Required action ▸ Return every line of the data exactly as it appears.

Data records ▸
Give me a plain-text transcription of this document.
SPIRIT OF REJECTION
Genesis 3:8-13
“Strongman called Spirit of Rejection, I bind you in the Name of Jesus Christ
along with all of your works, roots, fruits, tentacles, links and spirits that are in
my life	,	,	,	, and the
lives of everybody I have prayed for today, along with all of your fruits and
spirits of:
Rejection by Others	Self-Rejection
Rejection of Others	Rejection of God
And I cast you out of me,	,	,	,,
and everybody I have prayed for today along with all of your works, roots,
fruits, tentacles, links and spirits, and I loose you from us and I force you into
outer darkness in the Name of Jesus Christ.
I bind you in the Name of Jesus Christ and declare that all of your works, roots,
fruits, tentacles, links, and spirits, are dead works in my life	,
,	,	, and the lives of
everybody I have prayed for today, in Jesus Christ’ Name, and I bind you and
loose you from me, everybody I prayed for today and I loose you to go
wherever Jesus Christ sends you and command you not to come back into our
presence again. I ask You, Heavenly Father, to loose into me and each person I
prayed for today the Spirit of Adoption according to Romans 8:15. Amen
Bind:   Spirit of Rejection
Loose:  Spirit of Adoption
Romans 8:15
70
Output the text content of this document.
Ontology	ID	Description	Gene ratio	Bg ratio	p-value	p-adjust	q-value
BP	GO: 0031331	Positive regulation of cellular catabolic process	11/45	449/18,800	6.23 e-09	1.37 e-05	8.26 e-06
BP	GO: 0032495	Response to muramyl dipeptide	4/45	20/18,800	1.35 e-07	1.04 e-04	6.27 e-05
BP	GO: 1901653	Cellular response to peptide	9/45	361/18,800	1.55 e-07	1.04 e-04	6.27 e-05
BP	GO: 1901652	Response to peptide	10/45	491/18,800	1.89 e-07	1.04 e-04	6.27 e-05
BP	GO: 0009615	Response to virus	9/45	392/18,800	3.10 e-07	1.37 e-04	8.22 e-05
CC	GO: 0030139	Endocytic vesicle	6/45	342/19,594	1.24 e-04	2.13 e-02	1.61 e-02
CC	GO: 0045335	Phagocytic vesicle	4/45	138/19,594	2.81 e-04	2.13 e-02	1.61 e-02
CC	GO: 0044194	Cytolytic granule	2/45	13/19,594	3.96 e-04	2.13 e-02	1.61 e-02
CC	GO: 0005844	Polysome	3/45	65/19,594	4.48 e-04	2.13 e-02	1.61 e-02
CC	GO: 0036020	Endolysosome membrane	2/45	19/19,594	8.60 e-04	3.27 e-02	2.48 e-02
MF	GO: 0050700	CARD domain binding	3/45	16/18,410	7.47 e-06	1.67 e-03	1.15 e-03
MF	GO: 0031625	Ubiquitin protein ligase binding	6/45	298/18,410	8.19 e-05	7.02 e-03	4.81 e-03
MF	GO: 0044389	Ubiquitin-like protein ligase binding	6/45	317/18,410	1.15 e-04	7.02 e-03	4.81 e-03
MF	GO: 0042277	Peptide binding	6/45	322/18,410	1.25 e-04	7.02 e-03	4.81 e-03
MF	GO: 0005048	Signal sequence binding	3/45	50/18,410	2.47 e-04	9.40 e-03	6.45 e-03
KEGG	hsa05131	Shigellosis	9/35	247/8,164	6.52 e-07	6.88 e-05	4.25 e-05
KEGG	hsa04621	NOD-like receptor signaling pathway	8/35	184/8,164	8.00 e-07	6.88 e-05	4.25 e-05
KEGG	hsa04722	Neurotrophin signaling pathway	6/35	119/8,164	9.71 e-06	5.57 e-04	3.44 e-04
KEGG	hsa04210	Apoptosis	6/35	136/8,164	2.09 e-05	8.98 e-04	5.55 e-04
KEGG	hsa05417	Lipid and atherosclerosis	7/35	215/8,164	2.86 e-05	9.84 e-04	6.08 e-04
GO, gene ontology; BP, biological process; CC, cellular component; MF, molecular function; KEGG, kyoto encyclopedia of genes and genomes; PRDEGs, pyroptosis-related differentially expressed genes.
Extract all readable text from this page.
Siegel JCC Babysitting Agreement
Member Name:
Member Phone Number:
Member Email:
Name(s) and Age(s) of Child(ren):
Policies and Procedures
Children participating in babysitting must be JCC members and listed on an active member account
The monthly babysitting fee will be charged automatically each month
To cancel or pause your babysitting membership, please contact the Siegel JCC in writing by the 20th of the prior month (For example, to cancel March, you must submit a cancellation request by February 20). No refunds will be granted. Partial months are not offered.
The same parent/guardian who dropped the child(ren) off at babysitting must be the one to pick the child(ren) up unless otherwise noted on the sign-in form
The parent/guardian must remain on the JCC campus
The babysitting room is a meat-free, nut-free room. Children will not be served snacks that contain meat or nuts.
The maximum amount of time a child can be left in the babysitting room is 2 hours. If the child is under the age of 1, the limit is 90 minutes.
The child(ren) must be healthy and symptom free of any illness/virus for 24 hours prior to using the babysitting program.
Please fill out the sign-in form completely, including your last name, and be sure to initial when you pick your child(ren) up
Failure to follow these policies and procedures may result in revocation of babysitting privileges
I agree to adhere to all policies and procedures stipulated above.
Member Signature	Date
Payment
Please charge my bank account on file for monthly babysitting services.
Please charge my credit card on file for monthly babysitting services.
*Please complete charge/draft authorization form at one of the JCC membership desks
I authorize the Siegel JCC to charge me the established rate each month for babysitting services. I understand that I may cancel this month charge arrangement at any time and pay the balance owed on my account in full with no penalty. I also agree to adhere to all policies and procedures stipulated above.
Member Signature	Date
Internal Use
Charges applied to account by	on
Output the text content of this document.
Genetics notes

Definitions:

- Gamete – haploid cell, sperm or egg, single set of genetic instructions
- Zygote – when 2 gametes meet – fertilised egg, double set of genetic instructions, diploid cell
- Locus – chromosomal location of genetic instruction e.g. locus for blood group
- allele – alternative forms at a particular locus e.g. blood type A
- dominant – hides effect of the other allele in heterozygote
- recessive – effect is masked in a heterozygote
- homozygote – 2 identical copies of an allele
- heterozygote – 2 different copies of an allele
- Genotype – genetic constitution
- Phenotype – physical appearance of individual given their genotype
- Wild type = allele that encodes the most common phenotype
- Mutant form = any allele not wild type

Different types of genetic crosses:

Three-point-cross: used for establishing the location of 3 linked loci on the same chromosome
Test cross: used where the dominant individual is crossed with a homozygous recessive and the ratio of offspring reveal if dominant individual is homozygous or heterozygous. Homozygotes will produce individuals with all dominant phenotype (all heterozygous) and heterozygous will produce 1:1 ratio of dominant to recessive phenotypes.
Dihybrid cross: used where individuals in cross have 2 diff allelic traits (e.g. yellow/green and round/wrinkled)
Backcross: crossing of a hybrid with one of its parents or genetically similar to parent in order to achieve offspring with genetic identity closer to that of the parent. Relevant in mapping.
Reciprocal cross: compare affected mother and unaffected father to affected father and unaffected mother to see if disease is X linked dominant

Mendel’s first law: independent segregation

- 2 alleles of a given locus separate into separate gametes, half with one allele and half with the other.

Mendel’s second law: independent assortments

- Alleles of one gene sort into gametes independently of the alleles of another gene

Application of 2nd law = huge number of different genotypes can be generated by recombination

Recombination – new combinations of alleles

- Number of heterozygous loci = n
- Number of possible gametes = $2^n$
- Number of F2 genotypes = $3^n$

Reply to the task ▸
Give me a plain-text transcription of this document.
SPIRIT OF REJECTION
Genesis 3:8-13
“Strongman called Spirit of Rejection, I bind you in the Name of Jesus Christ
along with all of your works, roots, fruits, tentacles, links and spirits that are in
my life	,	,	,	, and the
lives of everybody I have prayed for today, along with all of your fruits and
spirits of:
Rejection by Others	Self-Rejection
Rejection of Others	Rejection of God
And I cast you out of me,	,	,	,,
and everybody I have prayed for today along with all of your works, roots,
fruits, tentacles, links and spirits, and I loose you from us and I force you into
outer darkness in the Name of Jesus Christ.
I bind you in the Name of Jesus Christ and declare that all of your works, roots,
fruits, tentacles, links, and spirits, are dead works in my life	,
,	,	, and the lives of
everybody I have prayed for today, in Jesus Christ’ Name, and I bind you and
loose you from me, everybody I prayed for today and I loose you to go
wherever Jesus Christ sends you and command you not to come back into our
presence again. I ask You, Heavenly Father, to loose into me and each person I
prayed for today the Spirit of Adoption according to Romans 8:15. Amen
Bind:   Spirit of Rejection
Loose:  Spirit of Adoption
Romans 8:15
70
Output the text content of this document.
Ontology	ID	Description	Gene ratio	Bg ratio	p-value	p-adjust	q-value
BP	GO: 0031331	Positive regulation of cellular catabolic process	11/45	449/18,800	6.23 e-09	1.37 e-05	8.26 e-06
BP	GO: 0032495	Response to muramyl dipeptide	4/45	20/18,800	1.35 e-07	1.04 e-04	6.27 e-05
BP	GO: 1901653	Cellular response to peptide	9/45	361/18,800	1.55 e-07	1.04 e-04	6.27 e-05
BP	GO: 1901652	Response to peptide	10/45	491/18,800	1.89 e-07	1.04 e-04	6.27 e-05
BP	GO: 0009615	Response to virus	9/45	392/18,800	3.10 e-07	1.37 e-04	8.22 e-05
CC	GO: 0030139	Endocytic vesicle	6/45	342/19,594	1.24 e-04	2.13 e-02	1.61 e-02
CC	GO: 0045335	Phagocytic vesicle	4/45	138/19,594	2.81 e-04	2.13 e-02	1.61 e-02
CC	GO: 0044194	Cytolytic granule	2/45	13/19,594	3.96 e-04	2.13 e-02	1.61 e-02
CC	GO: 0005844	Polysome	3/45	65/19,594	4.48 e-04	2.13 e-02	1.61 e-02
CC	GO: 0036020	Endolysosome membrane	2/45	19/19,594	8.60 e-04	3.27 e-02	2.48 e-02
MF	GO: 0050700	CARD domain binding	3/45	16/18,410	7.47 e-06	1.67 e-03	1.15 e-03
MF	GO: 0031625	Ubiquitin protein ligase binding	6/45	298/18,410	8.19 e-05	7.02 e-03	4.81 e-03
MF	GO: 0044389	Ubiquitin-like protein ligase binding	6/45	317/18,410	1.15 e-04	7.02 e-03	4.81 e-03
MF	GO: 0042277	Peptide binding	6/45	322/18,410	1.25 e-04	7.02 e-03	4.81 e-03
MF	GO: 0005048	Signal sequence binding	3/45	50/18,410	2.47 e-04	9.40 e-03	6.45 e-03
KEGG	hsa05131	Shigellosis	9/35	247/8,164	6.52 e-07	6.88 e-05	4.25 e-05
KEGG	hsa04621	NOD-like receptor signaling pathway	8/35	184/8,164	8.00 e-07	6.88 e-05	4.25 e-05
KEGG	hsa04722	Neurotrophin signaling pathway	6/35	119/8,164	9.71 e-06	5.57 e-04	3.44 e-04
KEGG	hsa04210	Apoptosis	6/35	136/8,164	2.09 e-05	8.98 e-04	5.55 e-04
KEGG	hsa05417	Lipid and atherosclerosis	7/35	215/8,164	2.86 e-05	9.84 e-04	6.08 e-04
GO, gene ontology; BP, biological process; CC, cellular component; MF, molecular function; KEGG, kyoto encyclopedia of genes and genomes; PRDEGs, pyroptosis-related differentially expressed genes.
Extract all readable text from this page.
Siegel JCC Babysitting Agreement
Member Name:
Member Phone Number:
Member Email:
Name(s) and Age(s) of Child(ren):
Policies and Procedures
Children participating in babysitting must be JCC members and listed on an active member account
The monthly babysitting fee will be charged automatically each month
To cancel or pause your babysitting membership, please contact the Siegel JCC in writing by the 20th of the prior month (For example, to cancel March, you must submit a cancellation request by February 20). No refunds will be granted. Partial months are not offered.
The same parent/guardian who dropped the child(ren) off at babysitting must be the one to pick the child(ren) up unless otherwise noted on the sign-in form
The parent/guardian must remain on the JCC campus
The babysitting room is a meat-free, nut-free room. Children will not be served snacks that contain meat or nuts.
The maximum amount of time a child can be left in the babysitting room is 2 hours. If the child is under the age of 1, the limit is 90 minutes.
The child(ren) must be healthy and symptom free of any illness/virus for 24 hours prior to using the babysitting program.
Please fill out the sign-in form completely, including your last name, and be sure to initial when you pick your child(ren) up
Failure to follow these policies and procedures may result in revocation of babysitting privileges
I agree to adhere to all policies and procedures stipulated above.
Member Signature	Date
Payment
Please charge my bank account on file for monthly babysitting services.
Please charge my credit card on file for monthly babysitting services.
*Please complete charge/draft authorization form at one of the JCC membership desks
I authorize the Siegel JCC to charge me the established rate each month for babysitting services. I understand that I may cancel this month charge arrangement at any time and pay the balance owed on my account in full with no penalty. I also agree to adhere to all policies and procedures stipulated above.
Member Signature	Date
Internal Use
Charges applied to account by	on
Output the text content of this document.
Genetics notes

Definitions:

- Gamete – haploid cell, sperm or egg, single set of genetic instructions
- Zygote – when 2 gametes meet – fertilised egg, double set of genetic instructions, diploid cell
- Locus – chromosomal location of genetic instruction e.g. locus for blood group
- allele – alternative forms at a particular locus e.g. blood type A
- dominant – hides effect of the other allele in heterozygote
- recessive – effect is masked in a heterozygote
- homozygote – 2 identical copies of an allele
- heterozygote – 2 different copies of an allele
- Genotype – genetic constitution
- Phenotype – physical appearance of individual given their genotype
- Wild type = allele that encodes the most common phenotype
- Mutant form = any allele not wild type

Different types of genetic crosses:

Three-point-cross: used for establishing the location of 3 linked loci on the same chromosome
Test cross: used where the dominant individual is crossed with a homozygous recessive and the ratio of offspring reveal if dominant individual is homozygous or heterozygous. Homozygotes will produce individuals with all dominant phenotype (all heterozygous) and heterozygous will produce 1:1 ratio of dominant to recessive phenotypes.
Dihybrid cross: used where individuals in cross have 2 diff allelic traits (e.g. yellow/green and round/wrinkled)
Backcross: crossing of a hybrid with one of its parents or genetically similar to parent in order to achieve offspring with genetic identity closer to that of the parent. Relevant in mapping.
Reciprocal cross: compare affected mother and unaffected father to affected father and unaffected mother to see if disease is X linked dominant

Mendel’s first law: independent segregation

- 2 alleles of a given locus separate into separate gametes, half with one allele and half with the other.

Mendel’s second law: independent assortments

- Alleles of one gene sort into gametes independently of the alleles of another gene

Application of 2nd law = huge number of different genotypes can be generated by recombination

Recombination – new combinations of alleles

- Number of heterozygous loci = n
- Number of possible gametes = $2^n$
- Number of F2 genotypes = $3^n$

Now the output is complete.